Task prompt. Rewrite every line of the records below with each "x-tick-label" changed to "x-axis tick label" and everything else left as it is, omitting the pictures.

______

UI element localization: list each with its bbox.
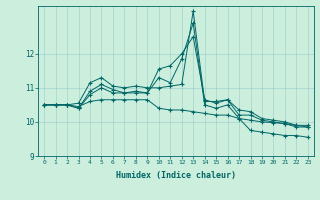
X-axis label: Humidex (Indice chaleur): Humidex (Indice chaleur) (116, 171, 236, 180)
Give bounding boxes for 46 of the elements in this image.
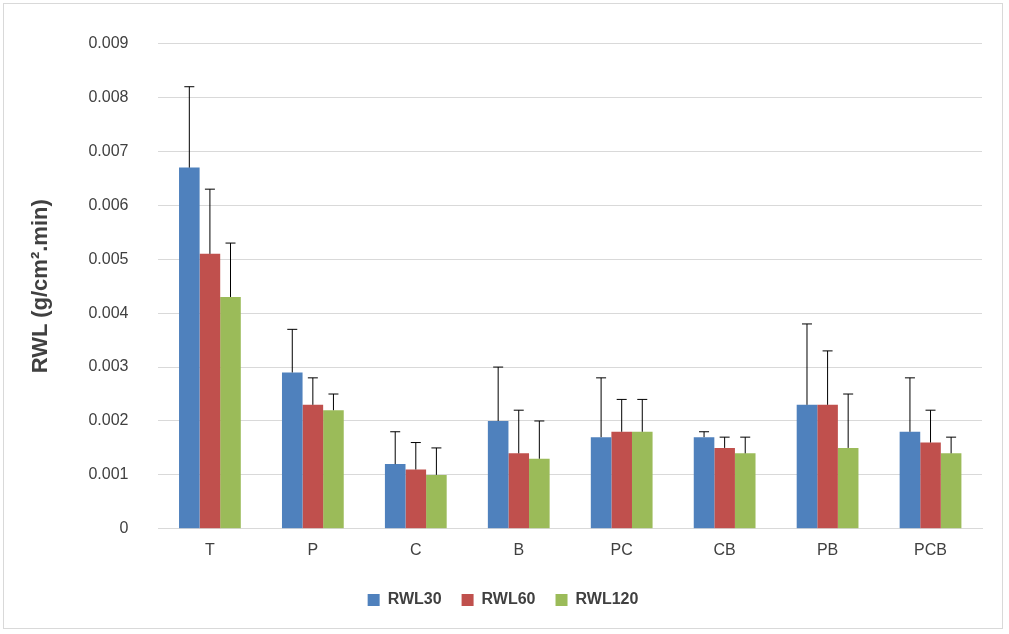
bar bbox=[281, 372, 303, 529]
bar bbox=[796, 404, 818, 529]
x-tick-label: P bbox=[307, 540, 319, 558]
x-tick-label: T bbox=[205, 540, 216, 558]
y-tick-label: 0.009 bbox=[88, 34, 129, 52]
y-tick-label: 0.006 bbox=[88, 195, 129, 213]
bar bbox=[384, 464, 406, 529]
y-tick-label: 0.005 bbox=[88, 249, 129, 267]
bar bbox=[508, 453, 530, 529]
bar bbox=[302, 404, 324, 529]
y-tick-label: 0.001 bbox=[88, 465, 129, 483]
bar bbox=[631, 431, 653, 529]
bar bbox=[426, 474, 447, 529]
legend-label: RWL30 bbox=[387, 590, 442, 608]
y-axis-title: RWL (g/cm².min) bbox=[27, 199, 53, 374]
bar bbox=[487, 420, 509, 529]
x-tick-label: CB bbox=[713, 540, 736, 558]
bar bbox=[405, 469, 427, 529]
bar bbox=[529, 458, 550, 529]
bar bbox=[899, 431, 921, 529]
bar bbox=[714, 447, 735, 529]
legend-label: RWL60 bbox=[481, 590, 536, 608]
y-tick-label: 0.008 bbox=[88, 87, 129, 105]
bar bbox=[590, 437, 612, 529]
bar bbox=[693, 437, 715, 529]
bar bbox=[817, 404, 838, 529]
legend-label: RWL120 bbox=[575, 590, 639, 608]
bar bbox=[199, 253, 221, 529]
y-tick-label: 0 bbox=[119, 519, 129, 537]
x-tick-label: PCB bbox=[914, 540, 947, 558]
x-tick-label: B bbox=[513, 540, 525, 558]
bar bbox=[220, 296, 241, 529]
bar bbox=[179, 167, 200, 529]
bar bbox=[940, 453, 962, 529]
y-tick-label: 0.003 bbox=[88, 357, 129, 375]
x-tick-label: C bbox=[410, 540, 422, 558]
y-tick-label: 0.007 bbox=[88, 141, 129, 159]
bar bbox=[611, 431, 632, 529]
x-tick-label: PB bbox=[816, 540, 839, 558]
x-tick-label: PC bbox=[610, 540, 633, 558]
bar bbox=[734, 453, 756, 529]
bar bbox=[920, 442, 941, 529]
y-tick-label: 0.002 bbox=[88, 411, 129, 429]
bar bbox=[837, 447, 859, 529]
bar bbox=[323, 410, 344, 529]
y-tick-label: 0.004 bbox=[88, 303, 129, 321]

______

Answer for the task.
UI element localization: list each with its bbox.
X-axis label: Humidex (Indice chaleur): Humidex (Indice chaleur) (116, 171, 236, 180)
Give bounding boxes for 46 of the elements in this image.
bar bbox=[281, 372, 303, 529]
bar bbox=[796, 404, 818, 529]
x-axis tick label: P bbox=[307, 540, 319, 558]
x-axis tick label: T bbox=[205, 540, 216, 558]
y-tick-label: 0.009 bbox=[88, 34, 129, 52]
y-tick-label: 0.006 bbox=[88, 195, 129, 213]
bar bbox=[384, 464, 406, 529]
y-tick-label: 0.005 bbox=[88, 249, 129, 267]
bar bbox=[508, 453, 530, 529]
bar bbox=[302, 404, 324, 529]
y-tick-label: 0.001 bbox=[88, 465, 129, 483]
bar bbox=[631, 431, 653, 529]
bar bbox=[426, 474, 447, 529]
legend-label: RWL30 bbox=[387, 590, 442, 608]
y-axis-title: RWL (g/cm².min) bbox=[27, 199, 53, 374]
bar bbox=[487, 420, 509, 529]
x-axis tick label: CB bbox=[713, 540, 736, 558]
bar bbox=[405, 469, 427, 529]
bar bbox=[529, 458, 550, 529]
bar bbox=[899, 431, 921, 529]
bar bbox=[714, 447, 735, 529]
legend-label: RWL60 bbox=[481, 590, 536, 608]
y-tick-label: 0.008 bbox=[88, 87, 129, 105]
bar bbox=[590, 437, 612, 529]
bar bbox=[693, 437, 715, 529]
bar bbox=[817, 404, 838, 529]
legend-label: RWL120 bbox=[575, 590, 639, 608]
bar bbox=[199, 253, 221, 529]
y-tick-label: 0 bbox=[119, 519, 129, 537]
x-axis tick label: PCB bbox=[914, 540, 947, 558]
x-axis tick label: B bbox=[513, 540, 525, 558]
bar bbox=[220, 296, 241, 529]
bar bbox=[179, 167, 200, 529]
bar bbox=[940, 453, 962, 529]
y-tick-label: 0.003 bbox=[88, 357, 129, 375]
x-axis tick label: C bbox=[410, 540, 422, 558]
y-tick-label: 0.007 bbox=[88, 141, 129, 159]
bar bbox=[611, 431, 632, 529]
x-axis tick label: PB bbox=[816, 540, 839, 558]
x-axis tick label: PC bbox=[610, 540, 633, 558]
bar bbox=[734, 453, 756, 529]
bar bbox=[920, 442, 941, 529]
y-tick-label: 0.002 bbox=[88, 411, 129, 429]
bar bbox=[837, 447, 859, 529]
bar bbox=[323, 410, 344, 529]
y-tick-label: 0.004 bbox=[88, 303, 129, 321]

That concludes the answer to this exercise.